# Supplied records start

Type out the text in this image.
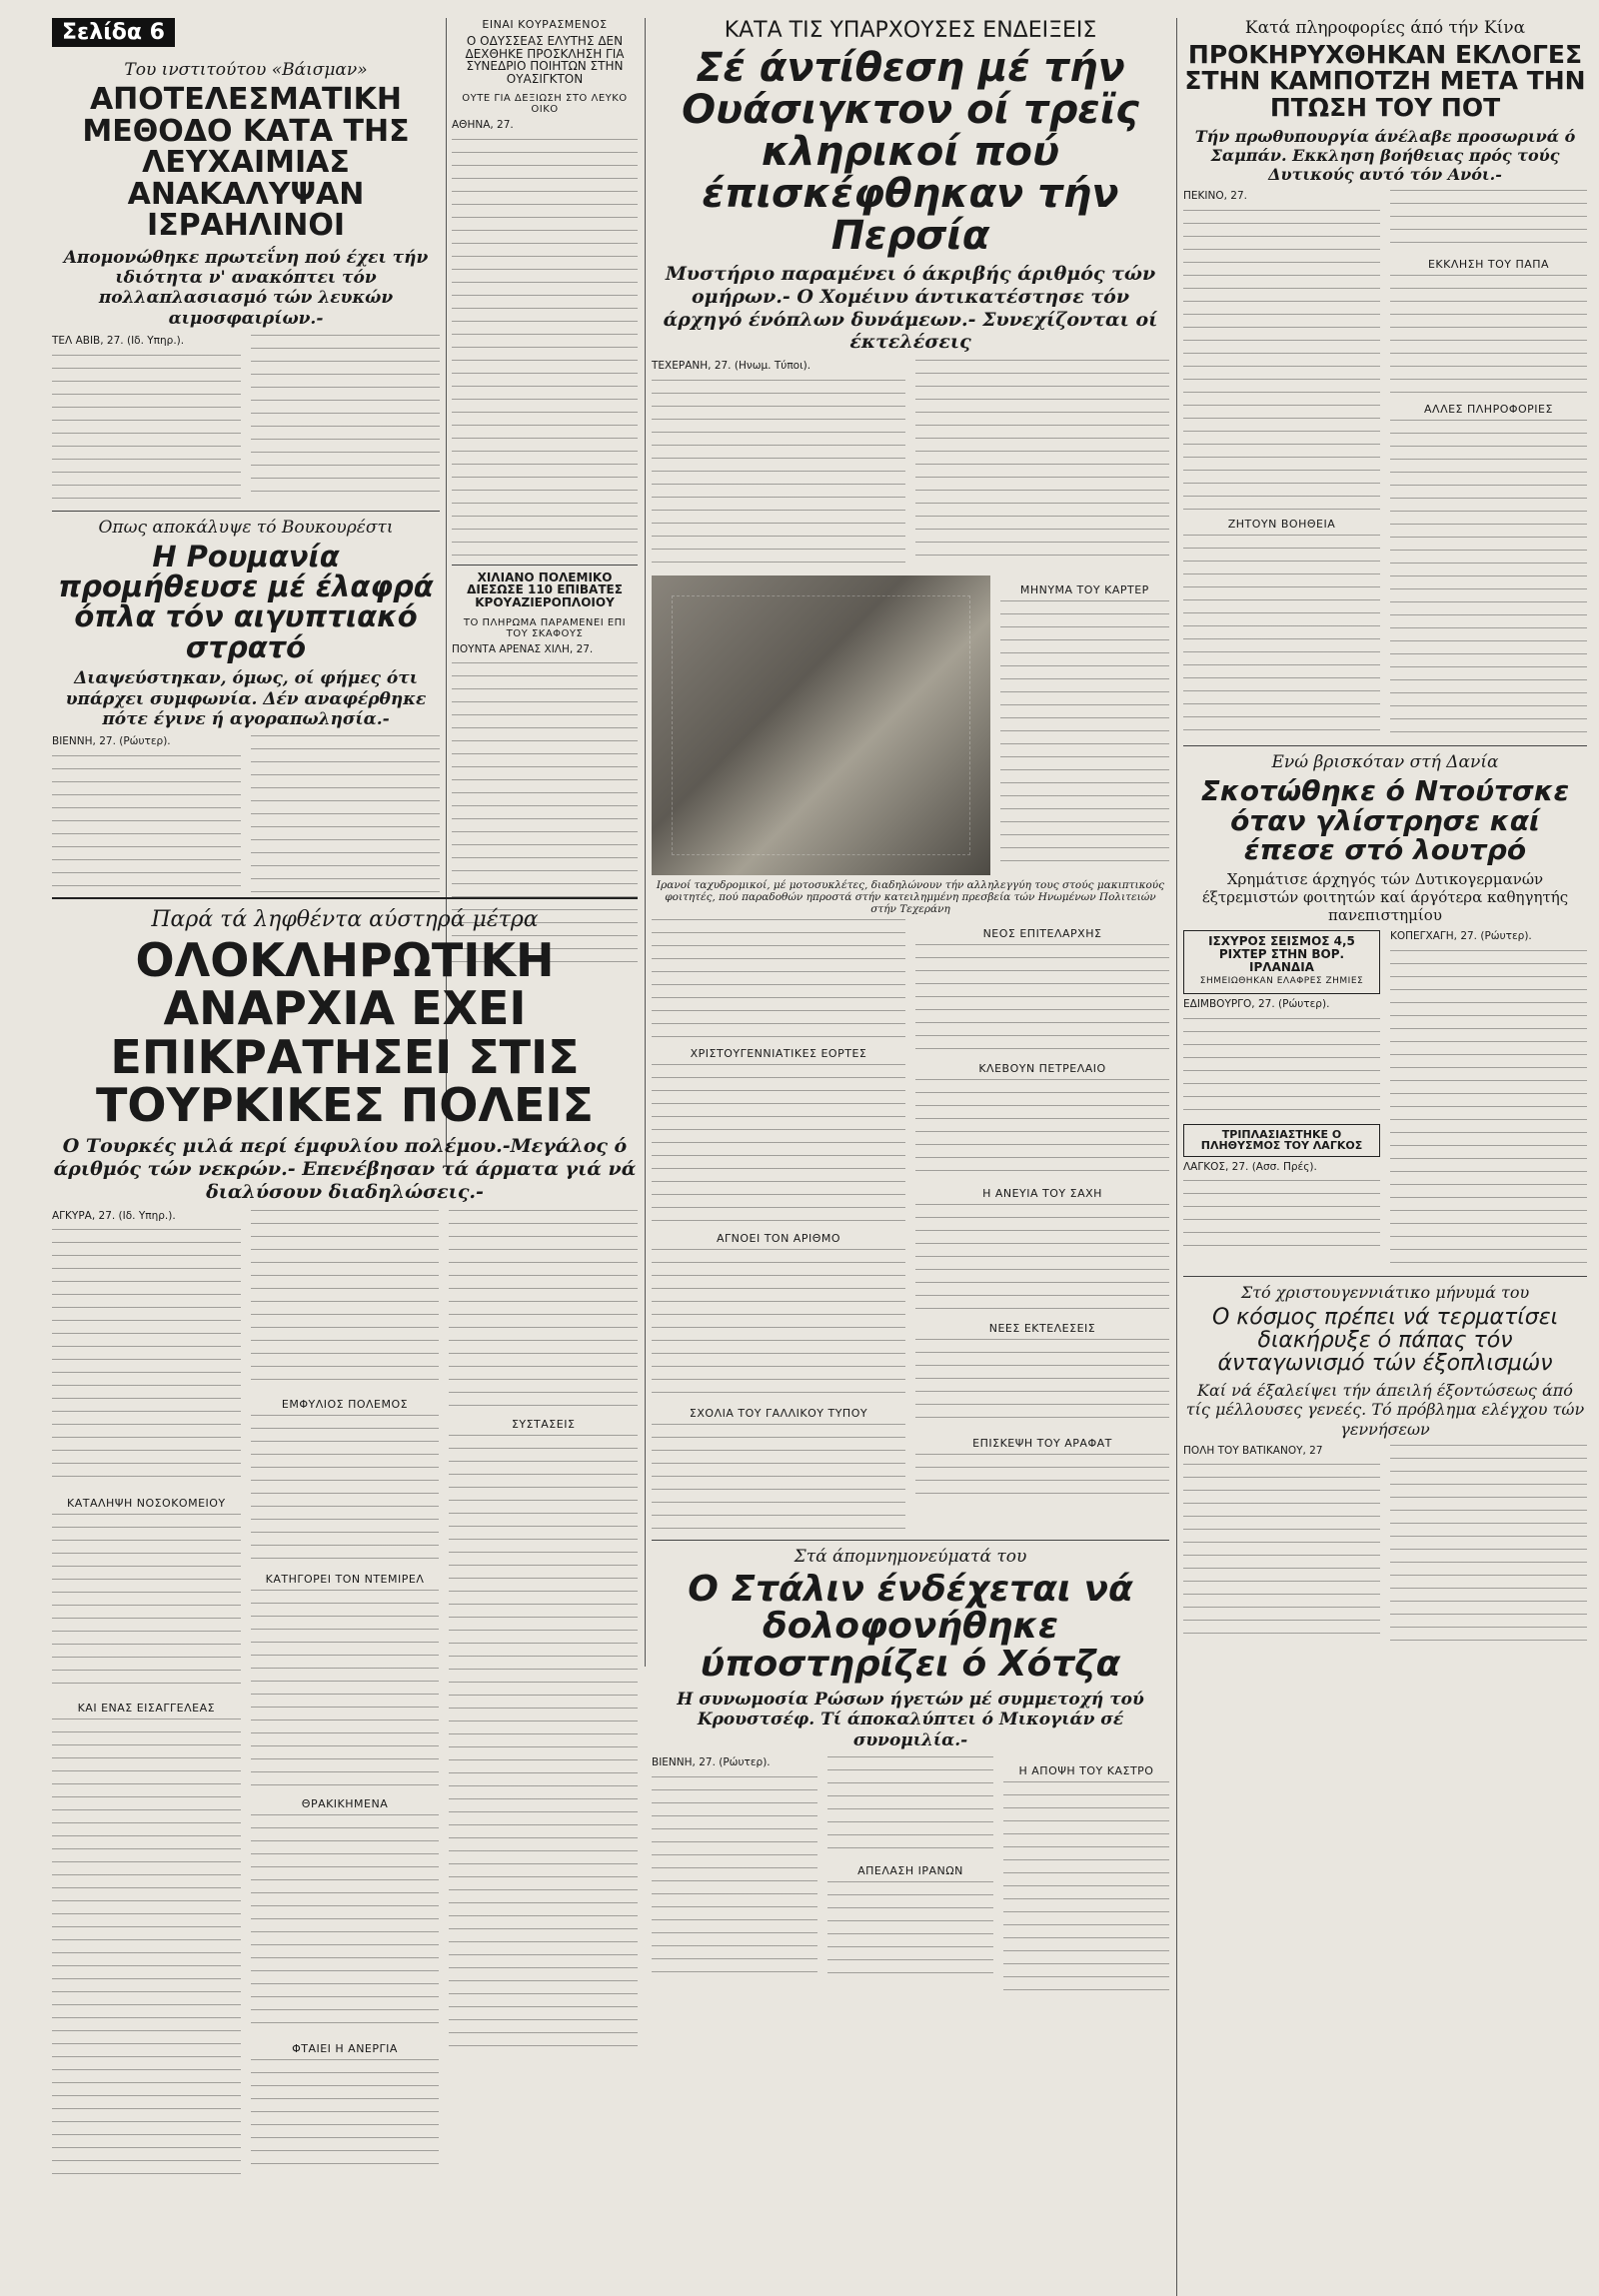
Σελίδα 6

Του ινστιτούτου «Βάισμαν»

ΑΠΟΤΕΛΕΣΜΑΤΙΚΗ ΜΕΘΟΔΟ ΚΑΤΑ ΤΗΣ ΛΕΥΧΑΙΜΙΑΣ ΑΝΑΚΑΛΥΨΑΝ ΙΣΡΑΗΛΙΝΟΙ

Απομονώθηκε πρωτεΐνη πού έχει τήν ιδιότητα ν' ανακόπτει τόν πολλαπλασιασμό τών λευκών αιμοσφαιρίων.-

ΤΕΛ ΑΒΙΒ, 27. (Ιδ. Υπηρ.).

Οπως αποκάλυψε τό Βουκουρέστι

Η Ρουμανία προμήθευσε μέ έλαφρά όπλα τόν αιγυπτιακό στρατό

Διαψεύστηκαν, όμως, οί φήμες ότι υπάρχει συμφωνία. Δέν αναφέρθηκε πότε έγινε ή αγοραπωλησία.-

ΒΙΕΝΝΗ, 27. (Ρώυτερ).

Παρά τά ληφθέντα αύστηρά μέτρα

ΟΛΟΚΛΗΡΩΤΙΚΗ ΑΝΑΡΧΙΑ ΕΧΕΙ ΕΠΙΚΡΑΤΗΣΕΙ ΣΤΙΣ ΤΟΥΡΚΙΚΕΣ ΠΟΛΕΙΣ

Ο Τουρκές μιλά περί έμφυλίου πολέμου.-Μεγάλος ό άριθμός τών νεκρών.- Επενέβησαν τά άρματα γιά νά διαλύσουν διαδηλώσεις.-

ΑΓΚΥΡΑ, 27. (Ιδ. Υπηρ.).

ΚΑΤΑΛΗΨΗ ΝΟΣΟΚΟΜΕΙΟΥ

ΚΑΙ ΕΝΑΣ ΕΙΣΑΓΓΕΛΕΑΣ

ΕΜΦΥΛΙΟΣ ΠΟΛΕΜΟΣ

ΚΑΤΗΓΟΡΕΙ ΤΟΝ ΝΤΕΜΙΡΕΛ

ΘΡΑΚΙΚΗΜΕΝΑ

ΦΤΑΙΕΙ Η ΑΝΕΡΓΙΑ

ΣΥΣΤΑΣΕΙΣ

ΕΙΝΑΙ ΚΟΥΡΑΣΜΕΝΟΣ

Ο ΟΔΥΣΣΕΑΣ ΕΛΥΤΗΣ ΔΕΝ ΔΕΧΘΗΚΕ ΠΡΟΣΚΛΗΣΗ ΓΙΑ ΣΥΝΕΔΡΙΟ ΠΟΙΗΤΩΝ ΣΤΗΝ ΟΥΑΣΙΓΚΤΟΝ

ΟΥΤΕ ΓΙΑ ΔΕΞΙΩΣΗ ΣΤΟ ΛΕΥΚΟ ΟΙΚΟ

ΑΘΗΝΑ, 27.

ΧΙΛΙΑΝΟ ΠΟΛΕΜΙΚΟ ΔΙΕΣΩΣΕ 110 ΕΠΙΒΑΤΕΣ ΚΡΟΥΑΖΙΕΡΟΠΛΟΙΟΥ

ΤΟ ΠΛΗΡΩΜΑ ΠΑΡΑΜΕΝΕΙ ΕΠΙ ΤΟΥ ΣΚΑΦΟΥΣ

ΠΟΥΝΤΑ ΑΡΕΝΑΣ ΧΙΛΗ, 27.

ΚΑΤΑ ΤΙΣ ΥΠΑΡΧΟΥΣΕΣ ΕΝΔΕΙΞΕΙΣ

Σέ άντίθεση μέ τήν Ουάσιγκτον οί τρεϊς κληρικοί πού έπισκέφθηκαν τήν Περσία

Μυστήριο παραμένει ό άκριβής άριθμός τών ομήρων.- Ο Χομέινυ άντικατέστησε τόν άρχηγό ένόπλων δυνάμεων.- Συνεχίζονται οί έκτελέσεις

ΤΕΧΕΡΑΝΗ, 27. (Ηνωμ. Τύποι).

ΜΗΝΥΜΑ ΤΟΥ ΚΑΡΤΕΡ

Ιρανοί ταχυδρομικοί, μέ μοτοσυκλέτες, διαδηλώνουν τήν αλληλεγγύη τους στούς μακιπτικούς φοιτητές, πού παραδοθών ηπροστά στήν κατειλημμένη πρεσβεία τών Ηνωμένων Πολιτειών στήν Τεχεράνη

ΧΡΙΣΤΟΥΓΕΝΝΙΑΤΙΚΕΣ ΕΟΡΤΕΣ

ΑΓΝΟΕΙ ΤΟΝ ΑΡΙΘΜΟ

ΣΧΟΛΙΑ ΤΟΥ ΓΑΛΛΙΚΟΥ ΤΥΠΟΥ

ΝΕΟΣ ΕΠΙΤΕΛΑΡΧΗΣ

ΚΛΕΒΟΥΝ ΠΕΤΡΕΛΑΙΟ

Η ΑΝΕΥΙΑ ΤΟΥ ΣΑΧΗ

ΝΕΕΣ ΕΚΤΕΛΕΣΕΙΣ

ΕΠΙΣΚΕΨΗ ΤΟΥ ΑΡΑΦΑΤ

Στά άπομνημονεύματά του

Ο Στάλιν ένδέχεται νά δολοφονήθηκε ύποστηρίζει ό Χότζα

Η συνωμοσία Ρώσων ήγετών μέ συμμετοχή τού Κρουστσέφ. Τί άποκαλύπτει ό Μικογιάν σέ συνομιλία.-

ΒΙΕΝΝΗ, 27. (Ρώυτερ).

ΑΠΕΛΑΣΗ ΙΡΑΝΩΝ

Η ΑΠΟΨΗ ΤΟΥ ΚΑΣΤΡΟ

Κατά πληροφορίες άπό τήν Κίνα

ΠΡΟΚΗΡΥΧΘΗΚΑΝ ΕΚΛΟΓΕΣ ΣΤΗΝ ΚΑΜΠΟΤΖΗ ΜΕΤΑ ΤΗΝ ΠΤΩΣΗ ΤΟΥ ΠΟΤ

Τήν πρωθυπουργία άνέλαβε προσωρινά ό Σαμπάν. Εκκληση βοήθειας πρός τούς Δυτικούς αυτό τόν Ανόι.-

ΠΕΚΙΝΟ, 27.

ΖΗΤΟΥΝ ΒΟΗΘΕΙΑ

ΕΚΚΛΗΣΗ ΤΟΥ ΠΑΠΑ

ΑΛΛΕΣ ΠΛΗΡΟΦΟΡΙΕΣ

Ενώ βρισκόταν στή Δανία

Σκοτώθηκε ό Ντούτσκε όταν γλίστρησε καί έπεσε στό λουτρό

Χρημάτισε άρχηγός τών Δυτικογερμανών έξτρεμιστών φοιτητών καί άργότερα καθηγητής πανεπιστημίου

ΙΣΧΥΡΟΣ ΣΕΙΣΜΟΣ 4,5 ΡΙΧΤΕΡ ΣΤΗΝ ΒΟΡ. ΙΡΛΑΝΔΙΑ

ΣΗΜΕΙΩΘΗΚΑΝ ΕΛΑΦΡΕΣ ΖΗΜΙΕΣ

ΕΔΙΜΒΟΥΡΓΟ, 27. (Ρώυτερ).

ΤΡΙΠΛΑΣΙΑΣΤΗΚΕ Ο ΠΛΗΘΥΣΜΟΣ ΤΟΥ ΛΑΓΚΟΣ

ΛΑΓΚΟΣ, 27. (Ασσ. Πρές).

ΚΟΠΕΓΧΑΓΗ, 27. (Ρώυτερ).

Στό χριστουγεννιάτικο μήνυμά του

Ο κόσμος πρέπει νά τερματίσει διακήρυξε ό πάπας τόν άνταγωνισμό τών έξοπλισμών

Καί νά έξαλείψει τήν άπειλή έξοντώσεως άπό τίς μέλλουσες γενεές. Τό πρόβλημα ελέγχου τών γεννήσεων

ΠΟΛΗ ΤΟΥ ΒΑΤΙΚΑΝΟΥ, 27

# Supplied records end

▸ **What is being asked**
Without the pictures, write out every entry precisely as it appears.

▸ **Task answer**
Type out the text in this image.
Σελίδα 6

Του ινστιτούτου «Βάισμαν»

ΑΠΟΤΕΛΕΣΜΑΤΙΚΗ ΜΕΘΟΔΟ ΚΑΤΑ ΤΗΣ ΛΕΥΧΑΙΜΙΑΣ ΑΝΑΚΑΛΥΨΑΝ ΙΣΡΑΗΛΙΝΟΙ

Απομονώθηκε πρωτεΐνη πού έχει τήν ιδιότητα ν' ανακόπτει τόν πολλαπλασιασμό τών λευκών αιμοσφαιρίων.-

ΤΕΛ ΑΒΙΒ, 27. (Ιδ. Υπηρ.).

Οπως αποκάλυψε τό Βουκουρέστι

Η Ρουμανία προμήθευσε μέ έλαφρά όπλα τόν αιγυπτιακό στρατό

Διαψεύστηκαν, όμως, οί φήμες ότι υπάρχει συμφωνία. Δέν αναφέρθηκε πότε έγινε ή αγοραπωλησία.-

ΒΙΕΝΝΗ, 27. (Ρώυτερ).

Παρά τά ληφθέντα αύστηρά μέτρα

ΟΛΟΚΛΗΡΩΤΙΚΗ ΑΝΑΡΧΙΑ ΕΧΕΙ ΕΠΙΚΡΑΤΗΣΕΙ ΣΤΙΣ ΤΟΥΡΚΙΚΕΣ ΠΟΛΕΙΣ

Ο Τουρκές μιλά περί έμφυλίου πολέμου.-Μεγάλος ό άριθμός τών νεκρών.- Επενέβησαν τά άρματα γιά νά διαλύσουν διαδηλώσεις.-

ΑΓΚΥΡΑ, 27. (Ιδ. Υπηρ.).

ΚΑΤΑΛΗΨΗ ΝΟΣΟΚΟΜΕΙΟΥ

ΚΑΙ ΕΝΑΣ ΕΙΣΑΓΓΕΛΕΑΣ

ΕΜΦΥΛΙΟΣ ΠΟΛΕΜΟΣ

ΚΑΤΗΓΟΡΕΙ ΤΟΝ ΝΤΕΜΙΡΕΛ

ΘΡΑΚΙΚΗΜΕΝΑ

ΦΤΑΙΕΙ Η ΑΝΕΡΓΙΑ

ΣΥΣΤΑΣΕΙΣ

ΕΙΝΑΙ ΚΟΥΡΑΣΜΕΝΟΣ

Ο ΟΔΥΣΣΕΑΣ ΕΛΥΤΗΣ ΔΕΝ ΔΕΧΘΗΚΕ ΠΡΟΣΚΛΗΣΗ ΓΙΑ ΣΥΝΕΔΡΙΟ ΠΟΙΗΤΩΝ ΣΤΗΝ ΟΥΑΣΙΓΚΤΟΝ

ΟΥΤΕ ΓΙΑ ΔΕΞΙΩΣΗ ΣΤΟ ΛΕΥΚΟ ΟΙΚΟ

ΑΘΗΝΑ, 27.

ΧΙΛΙΑΝΟ ΠΟΛΕΜΙΚΟ ΔΙΕΣΩΣΕ 110 ΕΠΙΒΑΤΕΣ ΚΡΟΥΑΖΙΕΡΟΠΛΟΙΟΥ

ΤΟ ΠΛΗΡΩΜΑ ΠΑΡΑΜΕΝΕΙ ΕΠΙ ΤΟΥ ΣΚΑΦΟΥΣ

ΠΟΥΝΤΑ ΑΡΕΝΑΣ ΧΙΛΗ, 27.

ΚΑΤΑ ΤΙΣ ΥΠΑΡΧΟΥΣΕΣ ΕΝΔΕΙΞΕΙΣ

Σέ άντίθεση μέ τήν Ουάσιγκτον οί τρεϊς κληρικοί πού έπισκέφθηκαν τήν Περσία

Μυστήριο παραμένει ό άκριβής άριθμός τών ομήρων.- Ο Χομέινυ άντικατέστησε τόν άρχηγό ένόπλων δυνάμεων.- Συνεχίζονται οί έκτελέσεις

ΤΕΧΕΡΑΝΗ, 27. (Ηνωμ. Τύποι).

ΜΗΝΥΜΑ ΤΟΥ ΚΑΡΤΕΡ

Ιρανοί ταχυδρομικοί, μέ μοτοσυκλέτες, διαδηλώνουν τήν αλληλεγγύη τους στούς μακιπτικούς φοιτητές, πού παραδοθών ηπροστά στήν κατειλημμένη πρεσβεία τών Ηνωμένων Πολιτειών στήν Τεχεράνη

ΧΡΙΣΤΟΥΓΕΝΝΙΑΤΙΚΕΣ ΕΟΡΤΕΣ

ΑΓΝΟΕΙ ΤΟΝ ΑΡΙΘΜΟ

ΣΧΟΛΙΑ ΤΟΥ ΓΑΛΛΙΚΟΥ ΤΥΠΟΥ

ΝΕΟΣ ΕΠΙΤΕΛΑΡΧΗΣ

ΚΛΕΒΟΥΝ ΠΕΤΡΕΛΑΙΟ

Η ΑΝΕΥΙΑ ΤΟΥ ΣΑΧΗ

ΝΕΕΣ ΕΚΤΕΛΕΣΕΙΣ

ΕΠΙΣΚΕΨΗ ΤΟΥ ΑΡΑΦΑΤ

Στά άπομνημονεύματά του

Ο Στάλιν ένδέχεται νά δολοφονήθηκε ύποστηρίζει ό Χότζα

Η συνωμοσία Ρώσων ήγετών μέ συμμετοχή τού Κρουστσέφ. Τί άποκαλύπτει ό Μικογιάν σέ συνομιλία.-

ΒΙΕΝΝΗ, 27. (Ρώυτερ).

ΑΠΕΛΑΣΗ ΙΡΑΝΩΝ

Η ΑΠΟΨΗ ΤΟΥ ΚΑΣΤΡΟ

Κατά πληροφορίες άπό τήν Κίνα

ΠΡΟΚΗΡΥΧΘΗΚΑΝ ΕΚΛΟΓΕΣ ΣΤΗΝ ΚΑΜΠΟΤΖΗ ΜΕΤΑ ΤΗΝ ΠΤΩΣΗ ΤΟΥ ΠΟΤ

Τήν πρωθυπουργία άνέλαβε προσωρινά ό Σαμπάν. Εκκληση βοήθειας πρός τούς Δυτικούς αυτό τόν Ανόι.-

ΠΕΚΙΝΟ, 27.

ΖΗΤΟΥΝ ΒΟΗΘΕΙΑ

ΕΚΚΛΗΣΗ ΤΟΥ ΠΑΠΑ

ΑΛΛΕΣ ΠΛΗΡΟΦΟΡΙΕΣ

Ενώ βρισκόταν στή Δανία

Σκοτώθηκε ό Ντούτσκε όταν γλίστρησε καί έπεσε στό λουτρό

Χρημάτισε άρχηγός τών Δυτικογερμανών έξτρεμιστών φοιτητών καί άργότερα καθηγητής πανεπιστημίου

ΙΣΧΥΡΟΣ ΣΕΙΣΜΟΣ 4,5 ΡΙΧΤΕΡ ΣΤΗΝ ΒΟΡ. ΙΡΛΑΝΔΙΑ

ΣΗΜΕΙΩΘΗΚΑΝ ΕΛΑΦΡΕΣ ΖΗΜΙΕΣ

ΕΔΙΜΒΟΥΡΓΟ, 27. (Ρώυτερ).

ΤΡΙΠΛΑΣΙΑΣΤΗΚΕ Ο ΠΛΗΘΥΣΜΟΣ ΤΟΥ ΛΑΓΚΟΣ

ΛΑΓΚΟΣ, 27. (Ασσ. Πρές).

ΚΟΠΕΓΧΑΓΗ, 27. (Ρώυτερ).

Στό χριστουγεννιάτικο μήνυμά του

Ο κόσμος πρέπει νά τερματίσει διακήρυξε ό πάπας τόν άνταγωνισμό τών έξοπλισμών

Καί νά έξαλείψει τήν άπειλή έξοντώσεως άπό τίς μέλλουσες γενεές. Τό πρόβλημα ελέγχου τών γεννήσεων

ΠΟΛΗ ΤΟΥ ΒΑΤΙΚΑΝΟΥ, 27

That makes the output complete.